→ **YOUR OBJECTIVE**:
Return, character for character, the stretch of records from the line containing "candle-body bbox=[522, 236, 528, 242]" through the line containing "candle-body bbox=[598, 202, 603, 218]", with both of those lines included.

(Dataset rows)
>> Start
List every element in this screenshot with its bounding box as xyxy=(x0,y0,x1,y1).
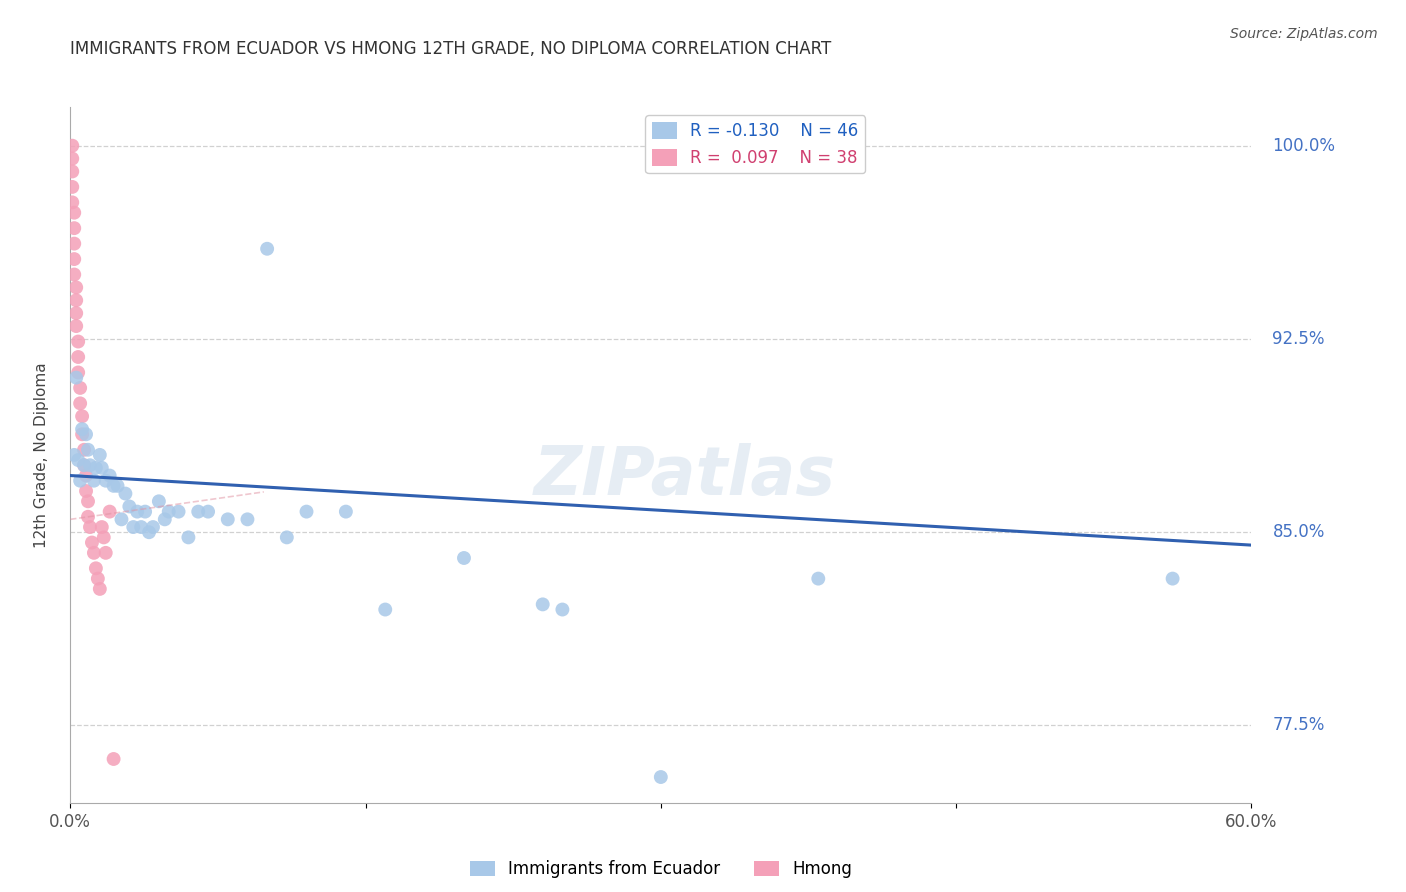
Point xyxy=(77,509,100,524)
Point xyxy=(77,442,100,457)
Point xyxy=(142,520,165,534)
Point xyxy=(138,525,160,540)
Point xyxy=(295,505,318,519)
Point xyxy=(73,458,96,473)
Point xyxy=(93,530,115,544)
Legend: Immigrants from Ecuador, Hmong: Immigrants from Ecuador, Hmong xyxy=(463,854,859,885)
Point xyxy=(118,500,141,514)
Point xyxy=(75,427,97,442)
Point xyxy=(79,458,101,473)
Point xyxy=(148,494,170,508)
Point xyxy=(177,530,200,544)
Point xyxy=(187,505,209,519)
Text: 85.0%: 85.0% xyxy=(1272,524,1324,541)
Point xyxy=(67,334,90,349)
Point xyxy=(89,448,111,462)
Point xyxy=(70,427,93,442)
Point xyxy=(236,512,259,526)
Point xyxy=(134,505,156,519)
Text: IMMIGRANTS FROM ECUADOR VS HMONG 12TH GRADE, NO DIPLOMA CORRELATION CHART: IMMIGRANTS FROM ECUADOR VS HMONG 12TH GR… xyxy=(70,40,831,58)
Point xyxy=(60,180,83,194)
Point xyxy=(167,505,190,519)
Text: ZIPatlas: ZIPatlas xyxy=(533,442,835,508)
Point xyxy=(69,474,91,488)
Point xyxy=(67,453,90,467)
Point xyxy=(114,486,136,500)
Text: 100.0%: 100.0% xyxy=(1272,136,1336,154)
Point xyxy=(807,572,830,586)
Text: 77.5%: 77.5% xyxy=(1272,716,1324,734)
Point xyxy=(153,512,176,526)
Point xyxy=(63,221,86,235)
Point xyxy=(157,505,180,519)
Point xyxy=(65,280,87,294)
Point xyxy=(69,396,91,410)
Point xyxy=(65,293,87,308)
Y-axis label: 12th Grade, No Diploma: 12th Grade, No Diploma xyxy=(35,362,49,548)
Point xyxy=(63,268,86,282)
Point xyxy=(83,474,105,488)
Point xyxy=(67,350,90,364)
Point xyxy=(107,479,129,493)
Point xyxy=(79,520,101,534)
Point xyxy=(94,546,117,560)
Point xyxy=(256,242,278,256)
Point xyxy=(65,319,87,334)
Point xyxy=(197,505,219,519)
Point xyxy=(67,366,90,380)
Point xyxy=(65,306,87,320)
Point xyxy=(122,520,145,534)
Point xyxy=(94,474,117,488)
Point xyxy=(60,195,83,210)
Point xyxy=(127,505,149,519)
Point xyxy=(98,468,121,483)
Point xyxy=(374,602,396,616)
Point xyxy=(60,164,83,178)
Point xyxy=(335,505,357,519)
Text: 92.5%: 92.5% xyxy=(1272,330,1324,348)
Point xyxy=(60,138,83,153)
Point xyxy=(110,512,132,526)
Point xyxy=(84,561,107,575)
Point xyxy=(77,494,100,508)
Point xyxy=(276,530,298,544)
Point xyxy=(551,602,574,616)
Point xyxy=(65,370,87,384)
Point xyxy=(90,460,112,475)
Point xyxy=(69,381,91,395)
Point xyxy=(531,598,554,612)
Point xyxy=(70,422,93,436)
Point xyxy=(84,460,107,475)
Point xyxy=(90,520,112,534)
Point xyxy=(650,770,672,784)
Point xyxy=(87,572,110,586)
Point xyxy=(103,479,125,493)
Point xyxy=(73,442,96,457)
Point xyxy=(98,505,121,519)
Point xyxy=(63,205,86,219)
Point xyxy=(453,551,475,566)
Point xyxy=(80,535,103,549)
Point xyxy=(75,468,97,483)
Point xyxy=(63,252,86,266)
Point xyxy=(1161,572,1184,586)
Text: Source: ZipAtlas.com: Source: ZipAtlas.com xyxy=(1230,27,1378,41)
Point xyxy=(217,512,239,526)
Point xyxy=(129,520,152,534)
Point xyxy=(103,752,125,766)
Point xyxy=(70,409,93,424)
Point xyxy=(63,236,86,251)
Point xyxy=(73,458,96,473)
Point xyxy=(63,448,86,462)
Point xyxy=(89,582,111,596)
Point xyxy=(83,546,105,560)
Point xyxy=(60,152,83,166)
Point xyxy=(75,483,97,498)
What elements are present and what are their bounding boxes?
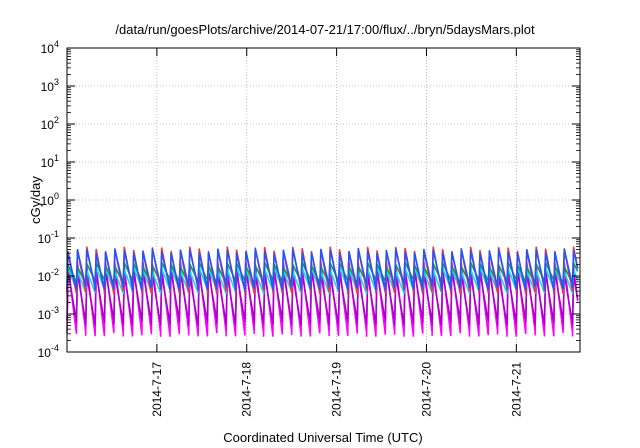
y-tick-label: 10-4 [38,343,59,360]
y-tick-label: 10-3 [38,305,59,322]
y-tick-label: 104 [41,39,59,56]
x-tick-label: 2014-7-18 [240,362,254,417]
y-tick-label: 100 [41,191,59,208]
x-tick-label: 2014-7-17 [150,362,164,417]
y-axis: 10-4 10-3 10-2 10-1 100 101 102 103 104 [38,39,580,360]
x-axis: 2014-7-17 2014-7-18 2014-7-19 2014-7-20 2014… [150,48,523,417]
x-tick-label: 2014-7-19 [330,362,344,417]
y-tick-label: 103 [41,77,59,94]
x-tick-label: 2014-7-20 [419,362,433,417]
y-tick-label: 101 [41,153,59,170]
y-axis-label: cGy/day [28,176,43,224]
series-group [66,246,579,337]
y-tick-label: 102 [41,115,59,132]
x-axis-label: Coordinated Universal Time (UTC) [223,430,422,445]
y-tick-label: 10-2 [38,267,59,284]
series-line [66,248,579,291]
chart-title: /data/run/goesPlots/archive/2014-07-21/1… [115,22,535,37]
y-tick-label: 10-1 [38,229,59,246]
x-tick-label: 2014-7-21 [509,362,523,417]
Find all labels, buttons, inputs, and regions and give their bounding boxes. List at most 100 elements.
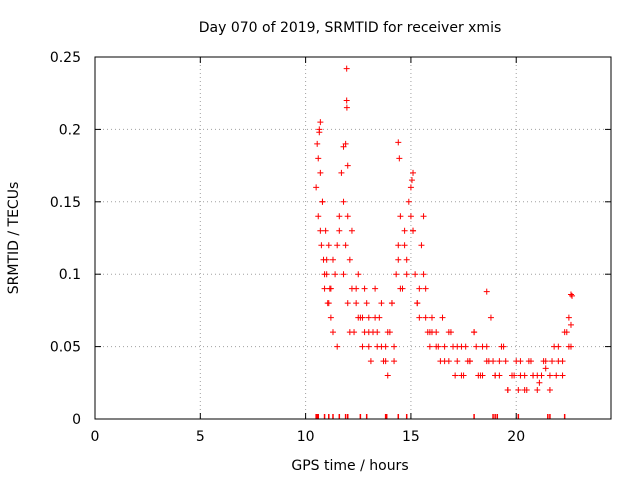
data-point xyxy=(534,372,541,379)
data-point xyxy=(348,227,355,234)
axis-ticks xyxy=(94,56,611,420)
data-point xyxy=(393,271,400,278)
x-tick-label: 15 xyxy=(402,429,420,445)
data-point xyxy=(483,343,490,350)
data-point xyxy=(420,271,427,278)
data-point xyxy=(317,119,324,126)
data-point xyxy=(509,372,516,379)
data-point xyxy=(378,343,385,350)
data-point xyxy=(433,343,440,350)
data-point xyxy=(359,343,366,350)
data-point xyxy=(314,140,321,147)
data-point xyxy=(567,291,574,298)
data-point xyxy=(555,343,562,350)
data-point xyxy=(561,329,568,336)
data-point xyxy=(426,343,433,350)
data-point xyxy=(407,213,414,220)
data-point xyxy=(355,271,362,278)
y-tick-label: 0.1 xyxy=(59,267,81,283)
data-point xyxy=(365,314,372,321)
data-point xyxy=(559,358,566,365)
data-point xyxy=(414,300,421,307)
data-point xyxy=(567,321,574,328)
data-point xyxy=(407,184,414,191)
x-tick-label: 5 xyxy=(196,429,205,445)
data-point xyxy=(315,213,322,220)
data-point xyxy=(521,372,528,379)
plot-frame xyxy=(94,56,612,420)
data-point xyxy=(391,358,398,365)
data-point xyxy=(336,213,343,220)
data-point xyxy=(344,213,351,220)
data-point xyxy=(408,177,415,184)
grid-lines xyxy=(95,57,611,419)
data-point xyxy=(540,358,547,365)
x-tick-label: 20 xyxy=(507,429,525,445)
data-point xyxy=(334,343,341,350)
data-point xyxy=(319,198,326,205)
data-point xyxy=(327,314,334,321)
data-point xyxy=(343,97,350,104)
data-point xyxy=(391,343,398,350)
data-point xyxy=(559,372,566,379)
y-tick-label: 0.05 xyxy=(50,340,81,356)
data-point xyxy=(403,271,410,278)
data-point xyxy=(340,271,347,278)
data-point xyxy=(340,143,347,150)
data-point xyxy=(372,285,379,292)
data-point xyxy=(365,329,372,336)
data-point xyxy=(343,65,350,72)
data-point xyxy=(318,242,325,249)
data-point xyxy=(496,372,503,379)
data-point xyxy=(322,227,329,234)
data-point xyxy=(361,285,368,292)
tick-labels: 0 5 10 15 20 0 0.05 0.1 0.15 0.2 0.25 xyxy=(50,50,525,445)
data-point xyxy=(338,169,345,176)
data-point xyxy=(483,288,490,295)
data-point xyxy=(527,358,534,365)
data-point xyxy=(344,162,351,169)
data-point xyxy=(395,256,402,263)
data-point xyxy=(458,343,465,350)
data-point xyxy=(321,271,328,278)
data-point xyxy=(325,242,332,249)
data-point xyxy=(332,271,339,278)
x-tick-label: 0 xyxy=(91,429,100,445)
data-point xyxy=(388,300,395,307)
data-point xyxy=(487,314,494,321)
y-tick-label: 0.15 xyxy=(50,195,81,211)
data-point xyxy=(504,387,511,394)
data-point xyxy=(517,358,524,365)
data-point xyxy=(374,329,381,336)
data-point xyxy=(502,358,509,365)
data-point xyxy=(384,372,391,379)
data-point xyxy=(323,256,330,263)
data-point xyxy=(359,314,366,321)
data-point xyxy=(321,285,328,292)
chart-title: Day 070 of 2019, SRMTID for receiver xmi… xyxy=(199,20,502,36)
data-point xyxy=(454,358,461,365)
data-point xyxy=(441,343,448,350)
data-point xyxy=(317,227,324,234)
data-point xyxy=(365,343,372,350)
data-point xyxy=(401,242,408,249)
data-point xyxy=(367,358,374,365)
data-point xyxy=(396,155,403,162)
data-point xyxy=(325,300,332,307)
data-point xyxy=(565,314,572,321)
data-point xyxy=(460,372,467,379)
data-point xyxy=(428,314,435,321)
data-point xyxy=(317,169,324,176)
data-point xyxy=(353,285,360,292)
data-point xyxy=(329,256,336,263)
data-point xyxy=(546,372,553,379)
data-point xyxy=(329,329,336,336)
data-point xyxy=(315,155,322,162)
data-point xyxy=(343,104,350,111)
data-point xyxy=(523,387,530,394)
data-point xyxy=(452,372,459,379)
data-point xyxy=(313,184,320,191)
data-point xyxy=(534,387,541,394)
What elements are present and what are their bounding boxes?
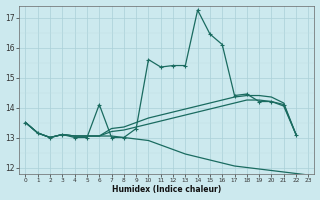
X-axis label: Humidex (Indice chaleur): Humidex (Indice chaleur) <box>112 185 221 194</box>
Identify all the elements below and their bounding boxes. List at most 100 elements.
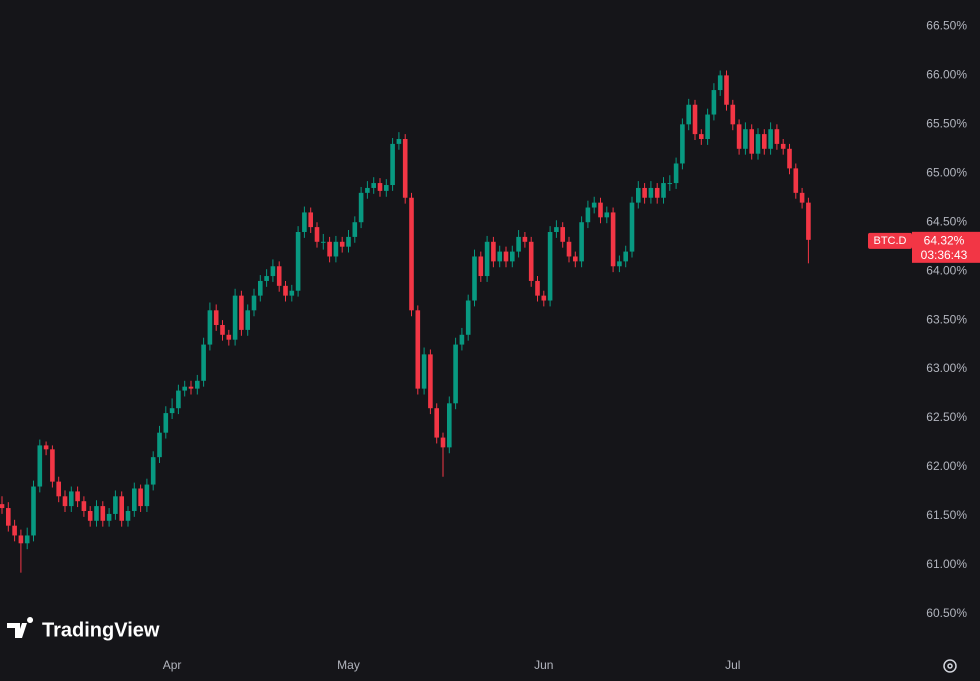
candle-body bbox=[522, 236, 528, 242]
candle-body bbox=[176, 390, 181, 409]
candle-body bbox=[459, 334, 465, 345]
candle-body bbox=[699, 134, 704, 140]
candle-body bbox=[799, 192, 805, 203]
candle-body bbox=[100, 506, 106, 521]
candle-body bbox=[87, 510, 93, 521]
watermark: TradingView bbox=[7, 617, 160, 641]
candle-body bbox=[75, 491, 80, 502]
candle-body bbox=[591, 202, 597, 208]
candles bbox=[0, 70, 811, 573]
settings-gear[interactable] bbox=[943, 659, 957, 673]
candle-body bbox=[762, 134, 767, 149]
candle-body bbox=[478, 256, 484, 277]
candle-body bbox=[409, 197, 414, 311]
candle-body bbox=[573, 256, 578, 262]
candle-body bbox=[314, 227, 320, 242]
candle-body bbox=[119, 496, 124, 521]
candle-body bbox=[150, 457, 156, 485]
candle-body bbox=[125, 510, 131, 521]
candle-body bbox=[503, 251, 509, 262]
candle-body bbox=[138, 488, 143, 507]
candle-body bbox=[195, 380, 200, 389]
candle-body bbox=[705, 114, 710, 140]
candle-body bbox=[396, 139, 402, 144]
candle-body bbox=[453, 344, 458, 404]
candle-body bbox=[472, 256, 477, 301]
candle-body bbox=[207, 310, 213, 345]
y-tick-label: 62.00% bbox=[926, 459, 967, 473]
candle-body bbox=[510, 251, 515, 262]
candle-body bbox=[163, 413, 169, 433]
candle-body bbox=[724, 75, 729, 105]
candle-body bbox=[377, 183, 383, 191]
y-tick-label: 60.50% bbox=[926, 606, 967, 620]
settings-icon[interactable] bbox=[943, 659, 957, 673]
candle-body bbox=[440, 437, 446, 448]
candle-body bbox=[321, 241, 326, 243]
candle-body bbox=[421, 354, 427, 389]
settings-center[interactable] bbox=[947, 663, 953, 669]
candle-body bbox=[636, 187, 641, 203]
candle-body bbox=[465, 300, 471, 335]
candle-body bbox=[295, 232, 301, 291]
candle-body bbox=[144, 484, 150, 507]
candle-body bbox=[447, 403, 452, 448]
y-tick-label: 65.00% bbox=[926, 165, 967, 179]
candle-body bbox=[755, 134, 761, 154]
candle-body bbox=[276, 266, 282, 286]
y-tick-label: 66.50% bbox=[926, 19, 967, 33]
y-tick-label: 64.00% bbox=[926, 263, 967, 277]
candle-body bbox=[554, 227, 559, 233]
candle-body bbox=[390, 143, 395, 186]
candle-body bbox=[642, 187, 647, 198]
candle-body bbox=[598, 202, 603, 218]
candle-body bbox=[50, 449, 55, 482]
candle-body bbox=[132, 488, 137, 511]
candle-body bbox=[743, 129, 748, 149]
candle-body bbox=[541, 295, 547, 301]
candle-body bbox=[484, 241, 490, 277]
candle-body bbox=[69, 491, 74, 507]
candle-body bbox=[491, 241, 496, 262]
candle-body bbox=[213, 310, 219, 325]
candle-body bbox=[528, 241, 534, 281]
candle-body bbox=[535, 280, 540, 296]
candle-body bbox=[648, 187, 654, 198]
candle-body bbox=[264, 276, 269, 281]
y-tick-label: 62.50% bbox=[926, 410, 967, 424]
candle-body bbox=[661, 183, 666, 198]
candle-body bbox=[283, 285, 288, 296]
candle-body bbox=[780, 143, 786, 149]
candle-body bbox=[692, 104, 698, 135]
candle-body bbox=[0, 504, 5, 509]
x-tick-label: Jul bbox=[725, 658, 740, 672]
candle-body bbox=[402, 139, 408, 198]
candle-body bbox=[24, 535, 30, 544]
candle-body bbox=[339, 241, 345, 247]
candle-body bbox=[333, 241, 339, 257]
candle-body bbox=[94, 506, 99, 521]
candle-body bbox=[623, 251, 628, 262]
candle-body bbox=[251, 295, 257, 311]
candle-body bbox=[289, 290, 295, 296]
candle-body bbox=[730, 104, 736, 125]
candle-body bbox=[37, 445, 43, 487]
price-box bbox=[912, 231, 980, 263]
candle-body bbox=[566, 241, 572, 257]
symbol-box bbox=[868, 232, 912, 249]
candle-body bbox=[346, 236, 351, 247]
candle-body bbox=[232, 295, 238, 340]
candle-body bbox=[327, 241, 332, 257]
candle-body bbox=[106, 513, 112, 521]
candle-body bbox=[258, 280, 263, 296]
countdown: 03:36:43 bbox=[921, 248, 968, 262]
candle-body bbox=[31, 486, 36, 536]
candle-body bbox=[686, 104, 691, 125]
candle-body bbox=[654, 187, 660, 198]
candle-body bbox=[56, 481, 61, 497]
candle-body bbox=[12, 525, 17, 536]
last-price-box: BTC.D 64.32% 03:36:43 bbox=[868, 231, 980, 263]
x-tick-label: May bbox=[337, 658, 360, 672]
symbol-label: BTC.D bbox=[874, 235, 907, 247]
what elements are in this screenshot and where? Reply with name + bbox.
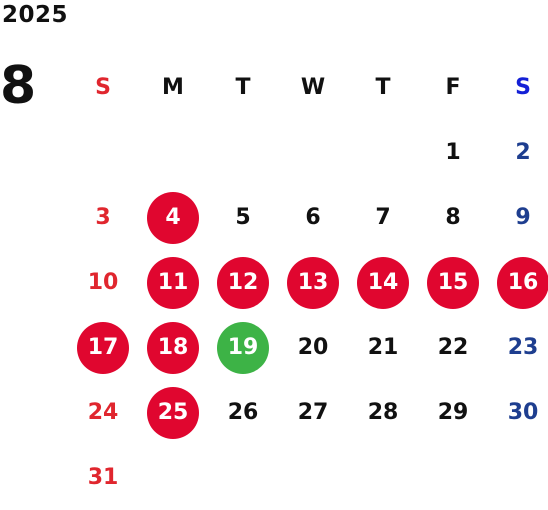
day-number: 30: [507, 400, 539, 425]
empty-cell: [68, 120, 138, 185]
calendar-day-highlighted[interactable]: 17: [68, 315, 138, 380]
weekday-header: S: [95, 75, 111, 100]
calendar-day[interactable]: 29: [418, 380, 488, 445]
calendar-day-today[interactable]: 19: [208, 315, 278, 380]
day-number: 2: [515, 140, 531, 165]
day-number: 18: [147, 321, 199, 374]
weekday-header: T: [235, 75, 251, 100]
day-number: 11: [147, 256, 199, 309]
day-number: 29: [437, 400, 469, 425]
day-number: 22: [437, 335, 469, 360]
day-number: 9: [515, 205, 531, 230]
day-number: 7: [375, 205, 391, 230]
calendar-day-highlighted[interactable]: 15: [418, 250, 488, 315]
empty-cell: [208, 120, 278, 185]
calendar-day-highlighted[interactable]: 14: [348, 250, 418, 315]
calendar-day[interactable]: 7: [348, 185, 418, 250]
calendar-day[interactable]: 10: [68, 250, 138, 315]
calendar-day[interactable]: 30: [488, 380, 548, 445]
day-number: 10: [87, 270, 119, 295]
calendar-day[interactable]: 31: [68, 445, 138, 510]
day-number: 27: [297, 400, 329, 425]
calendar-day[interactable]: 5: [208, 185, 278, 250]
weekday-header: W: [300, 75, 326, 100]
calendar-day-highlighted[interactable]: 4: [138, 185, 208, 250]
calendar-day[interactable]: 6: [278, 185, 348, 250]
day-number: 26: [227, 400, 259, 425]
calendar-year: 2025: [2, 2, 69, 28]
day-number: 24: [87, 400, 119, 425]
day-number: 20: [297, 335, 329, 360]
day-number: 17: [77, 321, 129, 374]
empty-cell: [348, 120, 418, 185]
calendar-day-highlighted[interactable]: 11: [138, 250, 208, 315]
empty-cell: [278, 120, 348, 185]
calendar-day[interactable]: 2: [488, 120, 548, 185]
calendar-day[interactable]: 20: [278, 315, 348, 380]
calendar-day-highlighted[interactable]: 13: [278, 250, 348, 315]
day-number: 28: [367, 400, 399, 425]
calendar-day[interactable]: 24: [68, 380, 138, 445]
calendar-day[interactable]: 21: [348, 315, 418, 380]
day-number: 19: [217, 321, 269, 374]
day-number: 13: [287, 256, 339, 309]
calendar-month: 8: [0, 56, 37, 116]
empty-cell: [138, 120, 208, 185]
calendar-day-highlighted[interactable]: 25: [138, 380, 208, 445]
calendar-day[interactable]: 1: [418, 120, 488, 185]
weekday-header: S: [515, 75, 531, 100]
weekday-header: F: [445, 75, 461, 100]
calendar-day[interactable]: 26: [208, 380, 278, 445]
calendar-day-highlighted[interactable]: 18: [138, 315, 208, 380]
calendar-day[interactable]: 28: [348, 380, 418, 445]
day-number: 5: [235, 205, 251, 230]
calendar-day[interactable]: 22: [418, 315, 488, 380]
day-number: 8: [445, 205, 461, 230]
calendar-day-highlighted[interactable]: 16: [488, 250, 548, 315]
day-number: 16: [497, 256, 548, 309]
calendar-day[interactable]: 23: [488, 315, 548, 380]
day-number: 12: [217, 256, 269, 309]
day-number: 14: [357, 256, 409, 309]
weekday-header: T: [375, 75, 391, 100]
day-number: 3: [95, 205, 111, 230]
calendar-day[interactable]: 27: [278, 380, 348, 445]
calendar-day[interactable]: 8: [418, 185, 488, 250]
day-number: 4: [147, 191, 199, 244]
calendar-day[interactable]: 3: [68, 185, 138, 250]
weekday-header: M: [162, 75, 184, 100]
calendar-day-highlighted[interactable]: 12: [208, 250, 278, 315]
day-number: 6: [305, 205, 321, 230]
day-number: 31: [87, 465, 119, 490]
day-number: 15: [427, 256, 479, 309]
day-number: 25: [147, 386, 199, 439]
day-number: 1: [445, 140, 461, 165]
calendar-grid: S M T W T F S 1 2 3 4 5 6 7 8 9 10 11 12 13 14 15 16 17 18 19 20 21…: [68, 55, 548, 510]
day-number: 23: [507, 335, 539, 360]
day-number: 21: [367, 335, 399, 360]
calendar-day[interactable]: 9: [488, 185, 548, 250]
>> End
→ **WRITTEN REPLY**:
candle-body bbox=[522, 236, 528, 242]
candle-body bbox=[176, 390, 181, 409]
candle-body bbox=[459, 334, 465, 345]
candle-body bbox=[699, 134, 704, 140]
candle-body bbox=[799, 192, 805, 203]
candle-body bbox=[100, 506, 106, 521]
candle-body bbox=[87, 510, 93, 521]
watermark: TradingView bbox=[7, 617, 160, 641]
candle-body bbox=[75, 491, 80, 502]
candle-body bbox=[591, 202, 597, 208]
candles bbox=[0, 70, 811, 573]
settings-gear[interactable] bbox=[943, 659, 957, 673]
candle-body bbox=[762, 134, 767, 149]
candle-body bbox=[478, 256, 484, 277]
candle-body bbox=[409, 197, 414, 311]
candle-body bbox=[573, 256, 578, 262]
candle-body bbox=[314, 227, 320, 242]
candle-body bbox=[119, 496, 124, 521]
candle-body bbox=[150, 457, 156, 485]
candle-body bbox=[125, 510, 131, 521]
candle-body bbox=[503, 251, 509, 262]
candle-body bbox=[138, 488, 143, 507]
candle-body bbox=[195, 380, 200, 389]
candle-body bbox=[705, 114, 710, 140]
candle-body bbox=[396, 139, 402, 144]
candle-body bbox=[453, 344, 458, 404]
candle-body bbox=[472, 256, 477, 301]
candle-body bbox=[207, 310, 213, 345]
y-tick-label: 62.00% bbox=[926, 459, 967, 473]
candle-body bbox=[510, 251, 515, 262]
candle-body bbox=[163, 413, 169, 433]
candle-body bbox=[724, 75, 729, 105]
candle-body bbox=[377, 183, 383, 191]
y-tick-label: 60.50% bbox=[926, 606, 967, 620]
settings-icon[interactable] bbox=[943, 659, 957, 673]
candle-body bbox=[440, 437, 446, 448]
candle-body bbox=[321, 241, 326, 243]
candle-body bbox=[421, 354, 427, 389]
settings-center[interactable] bbox=[947, 663, 953, 669]
candle-body bbox=[636, 187, 641, 203]
candle-body bbox=[465, 300, 471, 335]
candle-body bbox=[295, 232, 301, 291]
candle-body bbox=[144, 484, 150, 507]
candle-body bbox=[447, 403, 452, 448]
y-tick-label: 65.00% bbox=[926, 165, 967, 179]
candle-body bbox=[755, 134, 761, 154]
candle-body bbox=[276, 266, 282, 286]
y-tick-label: 66.50% bbox=[926, 19, 967, 33]
y-tick-label: 64.00% bbox=[926, 263, 967, 277]
candle-body bbox=[554, 227, 559, 233]
candle-body bbox=[390, 143, 395, 186]
candle-body bbox=[642, 187, 647, 198]
candle-body bbox=[598, 202, 603, 218]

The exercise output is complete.